_Dataset extract_
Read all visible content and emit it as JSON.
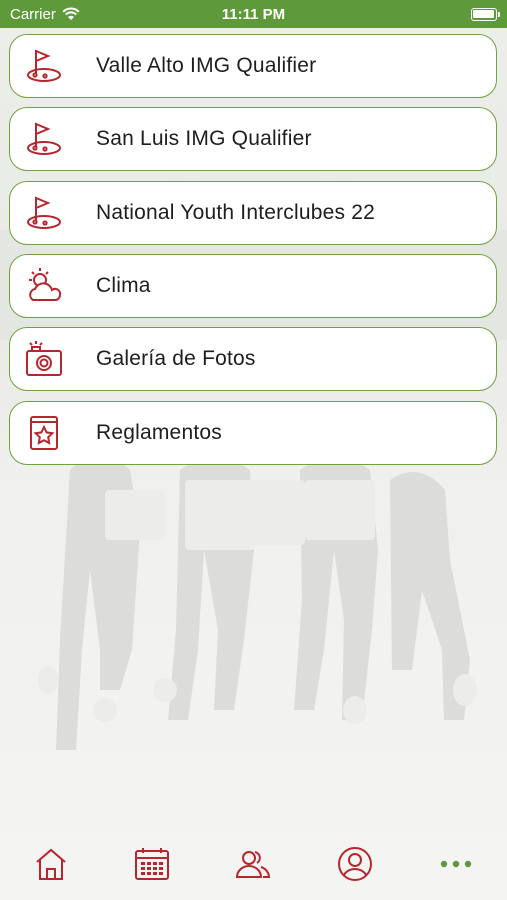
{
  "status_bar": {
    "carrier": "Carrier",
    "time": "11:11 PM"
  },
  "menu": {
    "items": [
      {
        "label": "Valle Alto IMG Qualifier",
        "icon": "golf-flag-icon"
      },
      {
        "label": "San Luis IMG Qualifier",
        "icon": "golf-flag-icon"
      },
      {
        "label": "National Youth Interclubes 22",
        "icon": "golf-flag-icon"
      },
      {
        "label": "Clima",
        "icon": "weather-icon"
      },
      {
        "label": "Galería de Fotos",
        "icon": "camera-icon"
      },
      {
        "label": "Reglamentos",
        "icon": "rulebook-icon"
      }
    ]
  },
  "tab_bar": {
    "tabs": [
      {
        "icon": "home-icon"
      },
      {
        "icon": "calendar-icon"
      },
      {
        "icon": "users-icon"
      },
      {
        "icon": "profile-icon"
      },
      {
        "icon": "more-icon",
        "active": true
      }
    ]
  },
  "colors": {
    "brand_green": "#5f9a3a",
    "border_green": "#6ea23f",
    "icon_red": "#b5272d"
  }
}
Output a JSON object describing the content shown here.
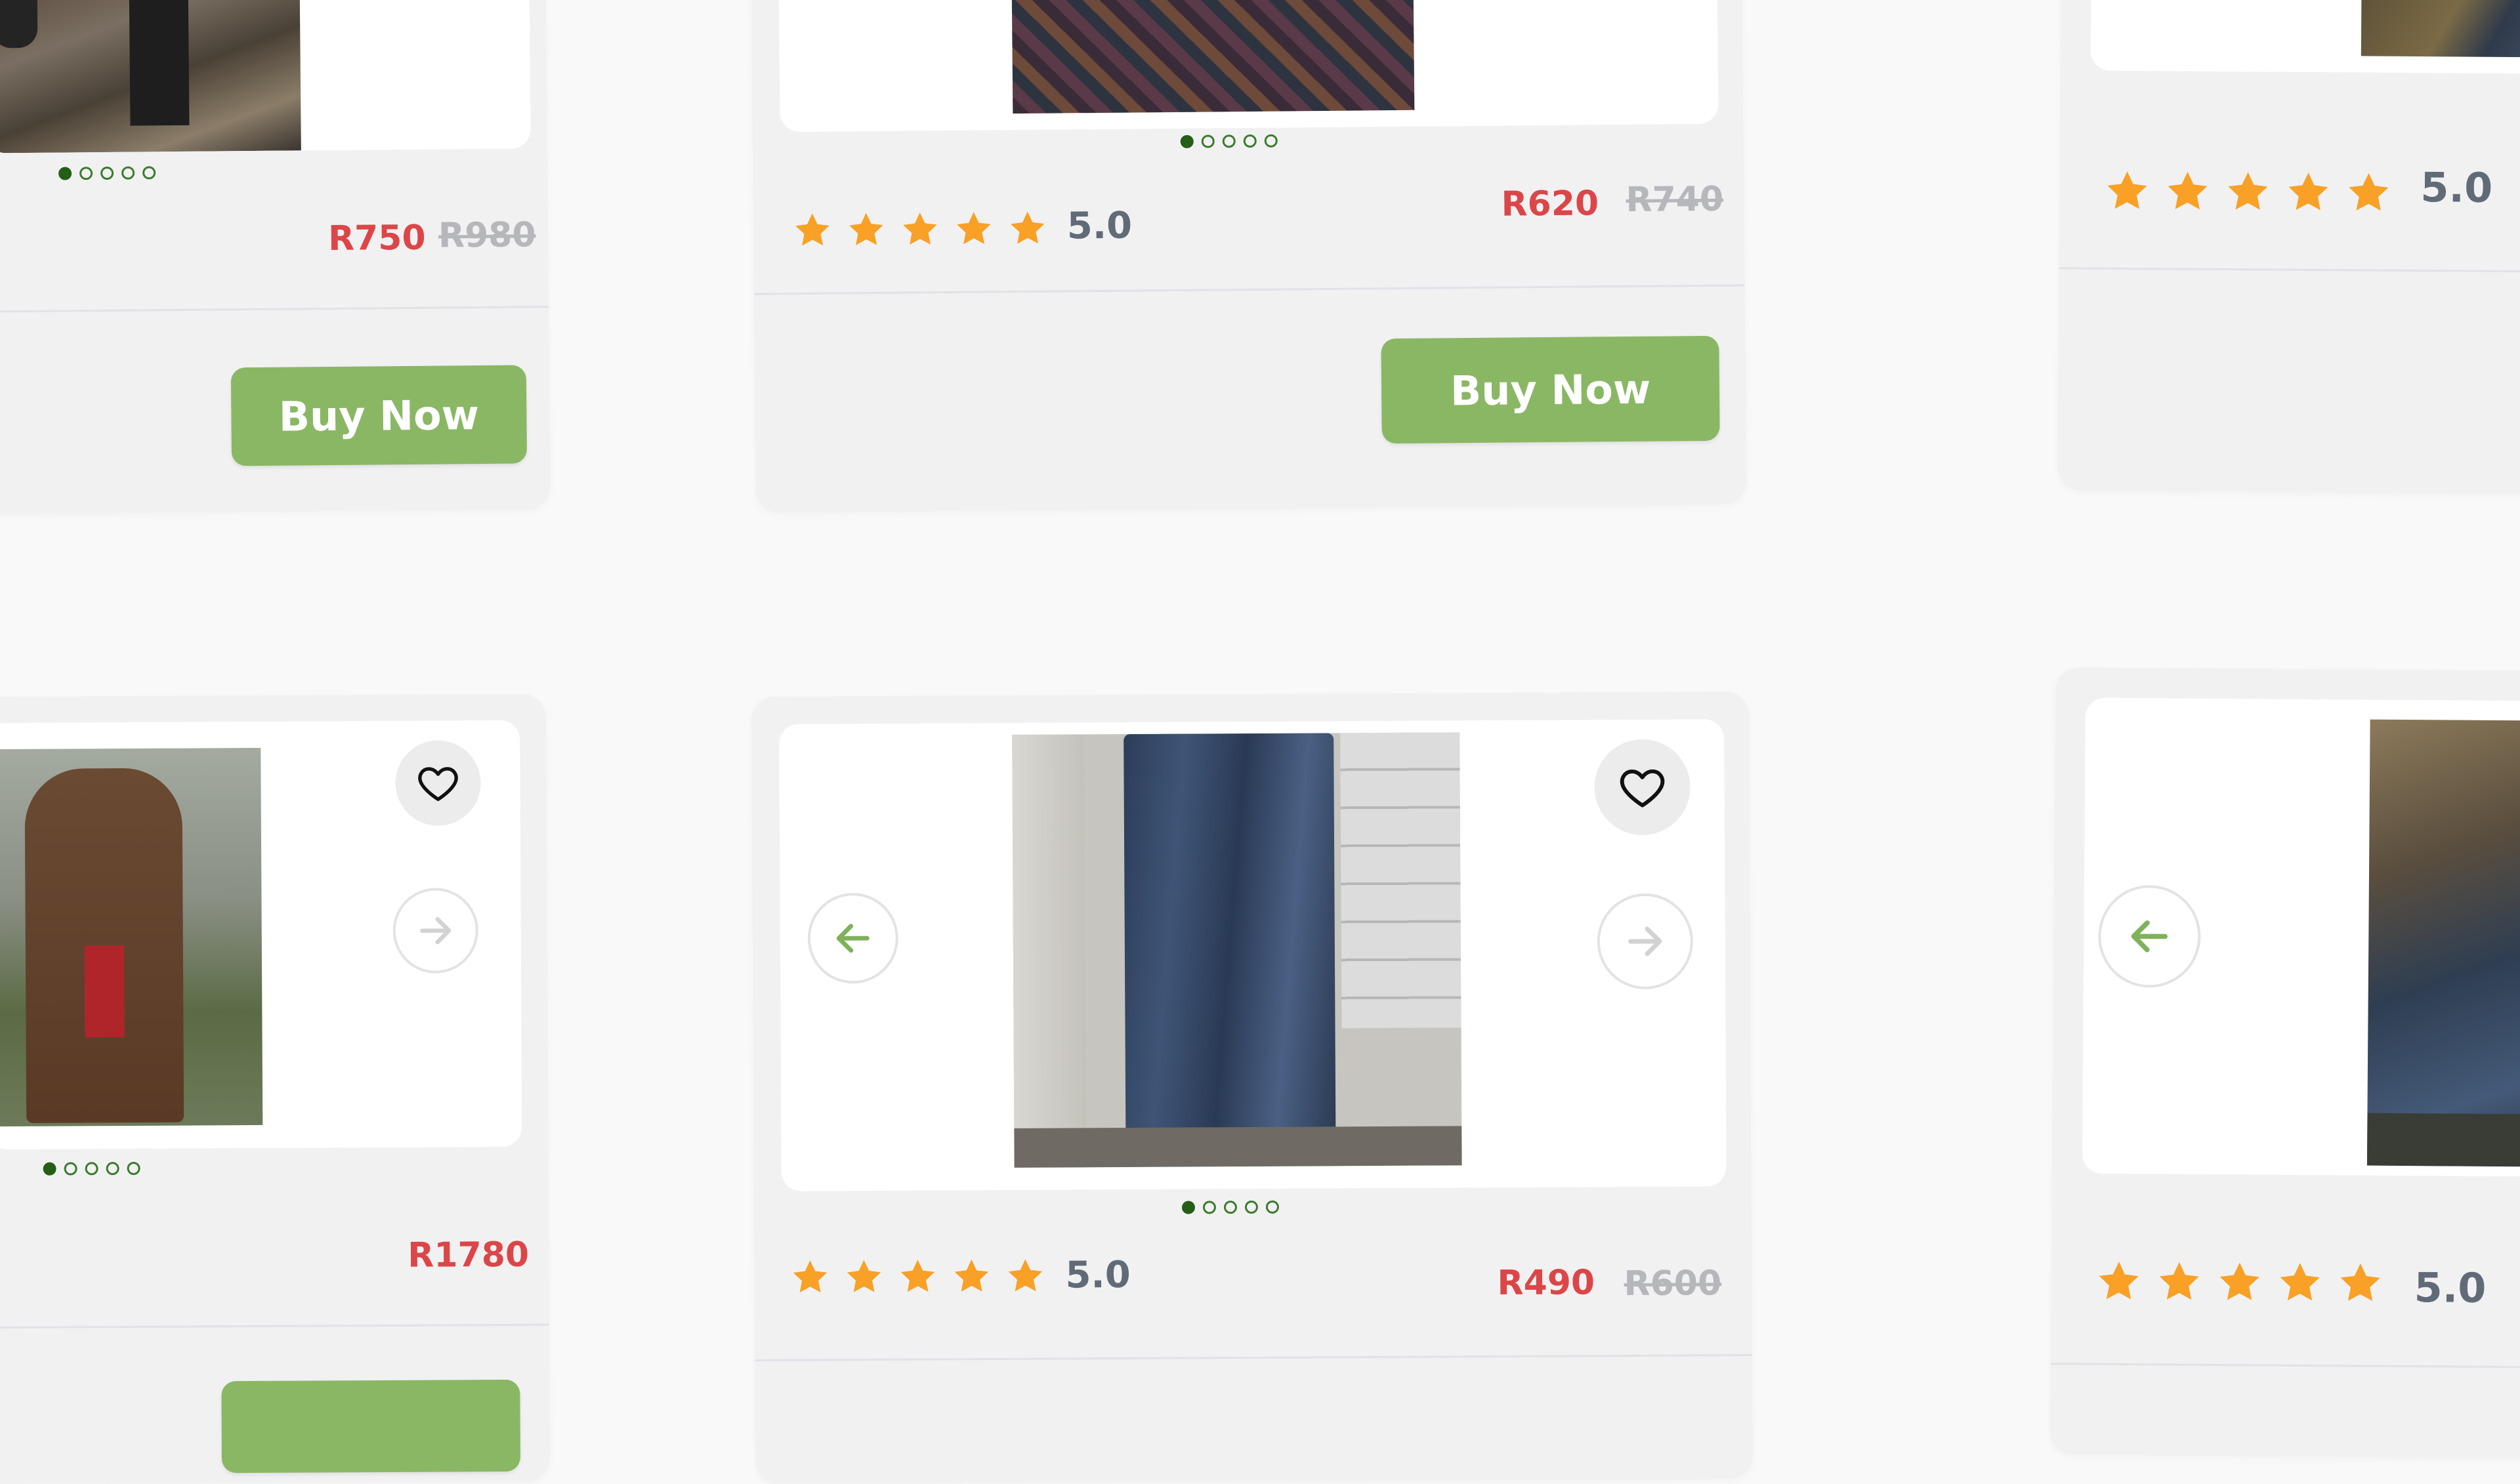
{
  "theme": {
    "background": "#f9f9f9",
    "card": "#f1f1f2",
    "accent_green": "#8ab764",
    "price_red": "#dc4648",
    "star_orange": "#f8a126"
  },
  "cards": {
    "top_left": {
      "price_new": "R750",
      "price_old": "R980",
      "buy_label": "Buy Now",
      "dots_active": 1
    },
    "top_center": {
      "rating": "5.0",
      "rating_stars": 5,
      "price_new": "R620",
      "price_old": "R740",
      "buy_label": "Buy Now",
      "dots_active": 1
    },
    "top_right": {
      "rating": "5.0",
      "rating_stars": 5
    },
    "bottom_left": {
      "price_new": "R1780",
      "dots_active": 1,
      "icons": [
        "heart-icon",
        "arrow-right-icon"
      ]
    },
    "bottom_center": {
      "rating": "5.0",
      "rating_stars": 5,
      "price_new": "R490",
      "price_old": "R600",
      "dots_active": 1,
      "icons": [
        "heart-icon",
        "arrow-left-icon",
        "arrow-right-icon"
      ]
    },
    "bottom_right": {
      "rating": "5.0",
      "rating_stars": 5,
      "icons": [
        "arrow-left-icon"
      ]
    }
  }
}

==

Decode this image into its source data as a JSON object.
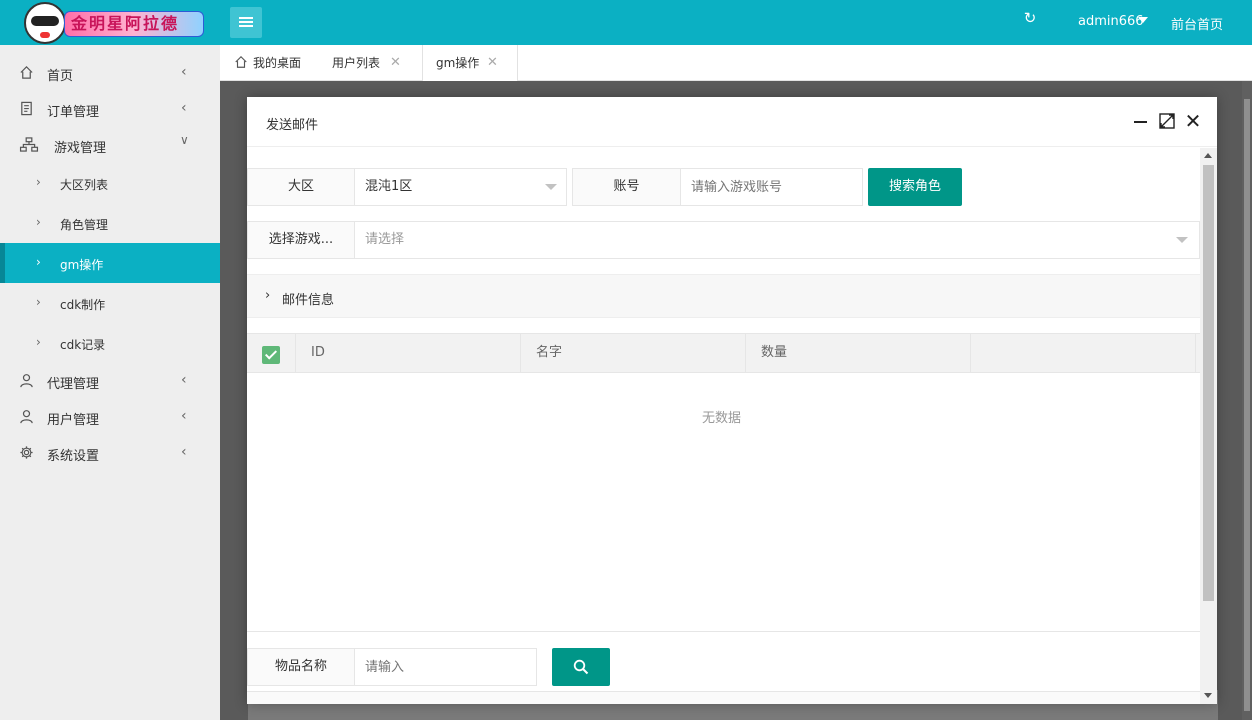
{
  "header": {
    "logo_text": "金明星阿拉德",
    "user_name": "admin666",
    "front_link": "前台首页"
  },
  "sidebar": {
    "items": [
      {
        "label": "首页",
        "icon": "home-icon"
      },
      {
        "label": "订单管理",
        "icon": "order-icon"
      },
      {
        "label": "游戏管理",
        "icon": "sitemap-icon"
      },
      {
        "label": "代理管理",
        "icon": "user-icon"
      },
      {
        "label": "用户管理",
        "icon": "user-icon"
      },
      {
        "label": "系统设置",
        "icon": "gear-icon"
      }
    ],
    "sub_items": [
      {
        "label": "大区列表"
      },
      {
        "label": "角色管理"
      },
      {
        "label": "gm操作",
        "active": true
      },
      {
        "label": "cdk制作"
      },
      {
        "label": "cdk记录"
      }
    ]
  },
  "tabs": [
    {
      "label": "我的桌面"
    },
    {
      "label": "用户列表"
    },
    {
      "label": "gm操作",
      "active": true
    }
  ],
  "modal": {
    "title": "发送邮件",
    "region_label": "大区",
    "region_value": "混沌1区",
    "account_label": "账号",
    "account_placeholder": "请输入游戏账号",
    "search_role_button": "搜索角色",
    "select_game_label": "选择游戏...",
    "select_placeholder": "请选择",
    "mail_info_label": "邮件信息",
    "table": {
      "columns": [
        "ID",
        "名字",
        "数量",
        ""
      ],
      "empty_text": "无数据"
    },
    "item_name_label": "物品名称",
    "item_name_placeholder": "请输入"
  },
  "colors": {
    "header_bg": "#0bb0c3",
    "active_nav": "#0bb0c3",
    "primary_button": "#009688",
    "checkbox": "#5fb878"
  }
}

_What the exercise asks_
Filter the records above and return every line that holds the word "Qualifier".

_Exercise result_
        "label": "Valle Alto IMG Qualifier",
        "label": "San Luis IMG Qualifier",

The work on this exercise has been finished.